» **What is asked**: Seek out every line containing the word "publications", and copy each.

— START OF Material provided —

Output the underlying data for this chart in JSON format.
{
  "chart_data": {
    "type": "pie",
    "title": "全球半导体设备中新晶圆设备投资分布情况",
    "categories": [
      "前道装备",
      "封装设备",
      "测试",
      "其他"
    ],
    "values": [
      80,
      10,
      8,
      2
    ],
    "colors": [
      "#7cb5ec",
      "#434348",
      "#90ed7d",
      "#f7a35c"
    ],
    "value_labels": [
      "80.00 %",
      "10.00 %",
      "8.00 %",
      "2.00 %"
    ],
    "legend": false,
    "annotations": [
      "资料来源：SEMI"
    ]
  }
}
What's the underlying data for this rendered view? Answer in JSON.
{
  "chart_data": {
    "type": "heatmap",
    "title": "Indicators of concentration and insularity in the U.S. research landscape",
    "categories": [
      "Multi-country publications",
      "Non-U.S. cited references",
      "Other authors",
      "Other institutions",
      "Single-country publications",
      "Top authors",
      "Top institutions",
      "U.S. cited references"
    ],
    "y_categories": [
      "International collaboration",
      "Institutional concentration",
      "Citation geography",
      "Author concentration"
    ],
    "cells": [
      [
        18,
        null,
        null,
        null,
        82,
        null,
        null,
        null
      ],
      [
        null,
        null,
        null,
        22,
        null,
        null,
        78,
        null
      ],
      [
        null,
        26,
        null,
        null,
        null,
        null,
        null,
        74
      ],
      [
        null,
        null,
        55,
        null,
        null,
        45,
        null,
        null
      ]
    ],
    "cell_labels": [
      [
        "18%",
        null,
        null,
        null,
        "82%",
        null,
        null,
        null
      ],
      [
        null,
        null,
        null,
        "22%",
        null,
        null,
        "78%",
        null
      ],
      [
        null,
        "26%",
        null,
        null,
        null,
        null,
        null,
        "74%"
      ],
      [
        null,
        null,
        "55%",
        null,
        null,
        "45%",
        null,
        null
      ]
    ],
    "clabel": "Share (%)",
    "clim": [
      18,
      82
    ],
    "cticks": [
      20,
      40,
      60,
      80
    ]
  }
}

— END OF Material provided —

» **Exercise output**:
      "Multi-country publications",
      "Single-country publications",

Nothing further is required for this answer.